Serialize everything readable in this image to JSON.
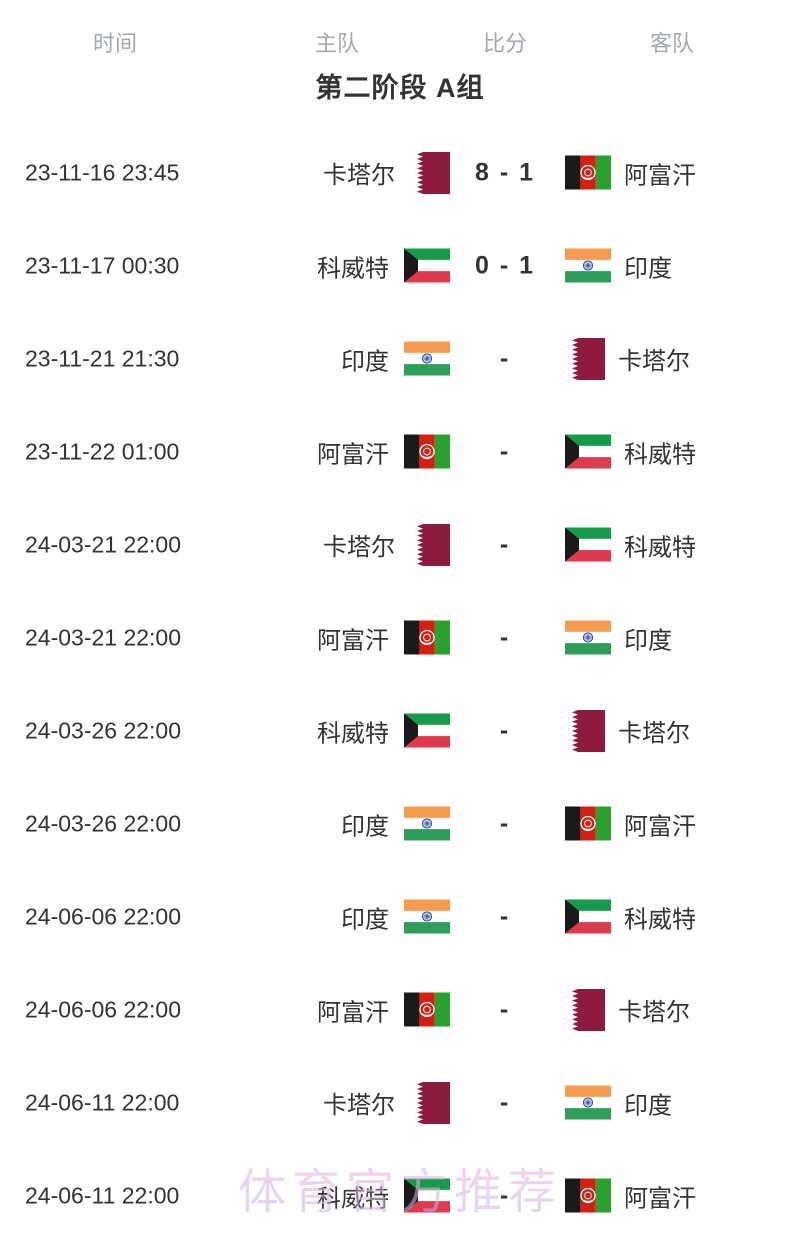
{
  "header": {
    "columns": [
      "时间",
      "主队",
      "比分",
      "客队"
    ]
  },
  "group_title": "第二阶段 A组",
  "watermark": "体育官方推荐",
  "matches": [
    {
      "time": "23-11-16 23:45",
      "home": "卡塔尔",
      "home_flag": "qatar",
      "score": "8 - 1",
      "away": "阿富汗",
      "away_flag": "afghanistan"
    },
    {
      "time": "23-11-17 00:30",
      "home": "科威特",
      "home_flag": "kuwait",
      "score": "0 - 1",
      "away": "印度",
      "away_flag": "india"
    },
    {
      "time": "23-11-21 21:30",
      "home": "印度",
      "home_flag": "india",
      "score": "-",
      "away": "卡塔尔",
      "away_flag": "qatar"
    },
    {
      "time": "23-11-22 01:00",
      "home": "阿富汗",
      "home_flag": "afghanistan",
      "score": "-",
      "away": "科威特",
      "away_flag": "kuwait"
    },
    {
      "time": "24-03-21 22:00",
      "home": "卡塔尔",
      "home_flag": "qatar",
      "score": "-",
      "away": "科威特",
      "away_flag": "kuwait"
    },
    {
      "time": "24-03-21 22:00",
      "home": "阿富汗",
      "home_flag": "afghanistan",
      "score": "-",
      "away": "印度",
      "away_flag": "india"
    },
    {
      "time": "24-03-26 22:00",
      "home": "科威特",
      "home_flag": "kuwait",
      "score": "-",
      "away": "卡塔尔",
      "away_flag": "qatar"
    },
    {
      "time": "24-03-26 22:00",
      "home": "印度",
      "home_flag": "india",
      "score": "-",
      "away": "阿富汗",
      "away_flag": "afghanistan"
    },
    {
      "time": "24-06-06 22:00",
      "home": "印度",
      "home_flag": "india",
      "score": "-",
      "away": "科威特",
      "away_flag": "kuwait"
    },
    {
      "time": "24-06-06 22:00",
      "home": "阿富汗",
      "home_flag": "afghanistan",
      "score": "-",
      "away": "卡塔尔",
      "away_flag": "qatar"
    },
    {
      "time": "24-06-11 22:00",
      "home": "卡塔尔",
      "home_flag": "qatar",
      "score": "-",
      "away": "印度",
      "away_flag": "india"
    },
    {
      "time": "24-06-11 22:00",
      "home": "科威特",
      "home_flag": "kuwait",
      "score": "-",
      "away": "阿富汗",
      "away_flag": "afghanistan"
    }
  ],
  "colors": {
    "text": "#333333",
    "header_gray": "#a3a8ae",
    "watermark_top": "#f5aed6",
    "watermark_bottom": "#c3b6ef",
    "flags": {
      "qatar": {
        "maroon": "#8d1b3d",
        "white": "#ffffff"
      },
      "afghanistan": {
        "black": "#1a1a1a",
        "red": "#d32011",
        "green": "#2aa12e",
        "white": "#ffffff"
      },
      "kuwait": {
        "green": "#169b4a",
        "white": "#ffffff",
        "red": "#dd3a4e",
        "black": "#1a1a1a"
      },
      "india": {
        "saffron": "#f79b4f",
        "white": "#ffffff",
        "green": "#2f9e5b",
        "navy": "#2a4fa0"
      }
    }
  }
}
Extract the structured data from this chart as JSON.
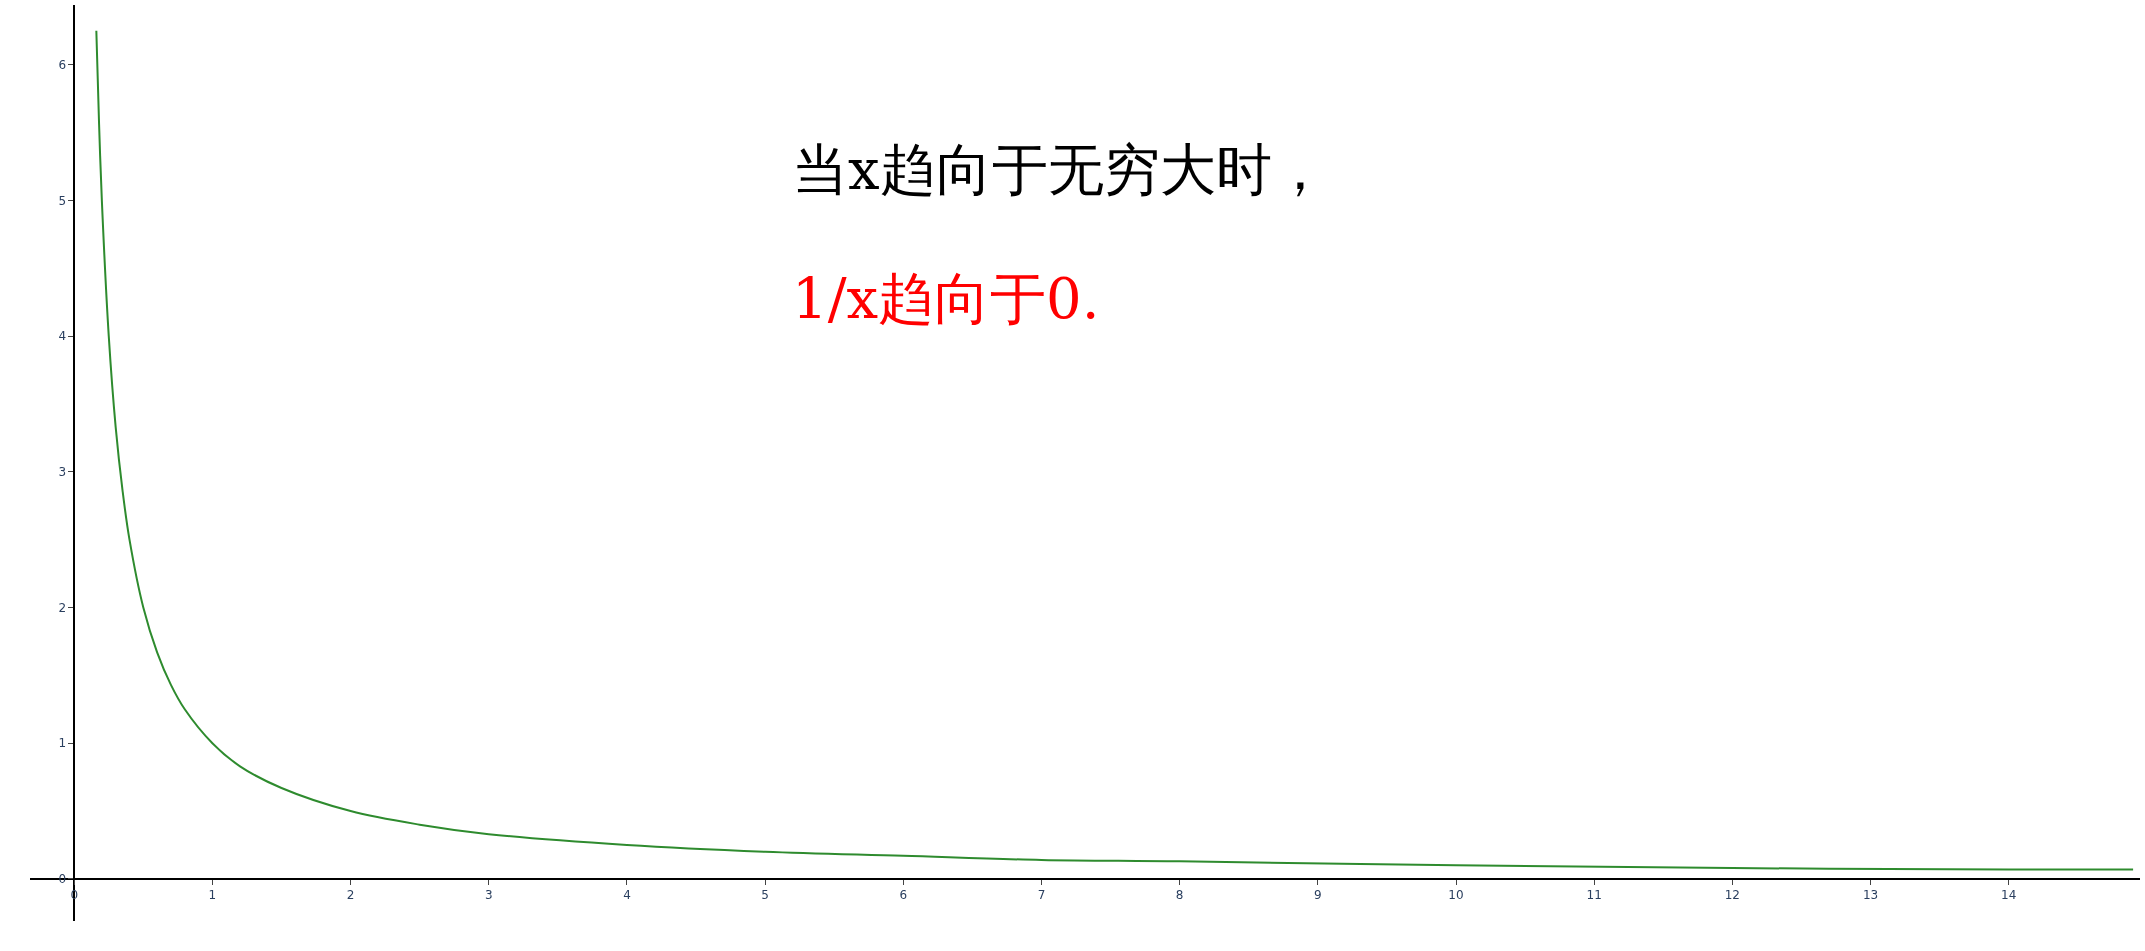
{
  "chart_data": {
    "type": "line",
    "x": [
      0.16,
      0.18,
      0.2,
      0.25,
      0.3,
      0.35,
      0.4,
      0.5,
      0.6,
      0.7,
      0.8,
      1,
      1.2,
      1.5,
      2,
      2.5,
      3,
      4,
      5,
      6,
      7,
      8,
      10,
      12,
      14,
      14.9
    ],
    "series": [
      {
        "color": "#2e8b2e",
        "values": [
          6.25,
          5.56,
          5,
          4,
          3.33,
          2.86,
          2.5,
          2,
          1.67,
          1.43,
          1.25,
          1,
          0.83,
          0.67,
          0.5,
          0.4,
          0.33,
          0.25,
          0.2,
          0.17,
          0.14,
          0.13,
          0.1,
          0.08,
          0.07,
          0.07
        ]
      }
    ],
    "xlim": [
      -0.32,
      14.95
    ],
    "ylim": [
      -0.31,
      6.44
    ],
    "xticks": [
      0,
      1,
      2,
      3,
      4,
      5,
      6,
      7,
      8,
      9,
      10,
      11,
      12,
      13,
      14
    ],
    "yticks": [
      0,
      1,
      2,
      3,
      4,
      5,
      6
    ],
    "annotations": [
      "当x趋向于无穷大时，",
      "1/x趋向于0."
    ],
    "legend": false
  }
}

—————

Please quote the records above exactly, beginning at the line that contains "Extract the structured" and ending at their last line. Leave the pictures out.

THE ANSWER:
Extract the structured data from this chart as JSON.
{
  "chart_data": {
    "type": "line",
    "x": [
      0.16,
      0.18,
      0.2,
      0.25,
      0.3,
      0.35,
      0.4,
      0.5,
      0.6,
      0.7,
      0.8,
      1,
      1.2,
      1.5,
      2,
      2.5,
      3,
      4,
      5,
      6,
      7,
      8,
      10,
      12,
      14,
      14.9
    ],
    "series": [
      {
        "color": "#2e8b2e",
        "values": [
          6.25,
          5.56,
          5,
          4,
          3.33,
          2.86,
          2.5,
          2,
          1.67,
          1.43,
          1.25,
          1,
          0.83,
          0.67,
          0.5,
          0.4,
          0.33,
          0.25,
          0.2,
          0.17,
          0.14,
          0.13,
          0.1,
          0.08,
          0.07,
          0.07
        ]
      }
    ],
    "xlim": [
      -0.32,
      14.95
    ],
    "ylim": [
      -0.31,
      6.44
    ],
    "xticks": [
      0,
      1,
      2,
      3,
      4,
      5,
      6,
      7,
      8,
      9,
      10,
      11,
      12,
      13,
      14
    ],
    "yticks": [
      0,
      1,
      2,
      3,
      4,
      5,
      6
    ],
    "annotations": [
      "当x趋向于无穷大时，",
      "1/x趋向于0."
    ],
    "legend": false
  }
}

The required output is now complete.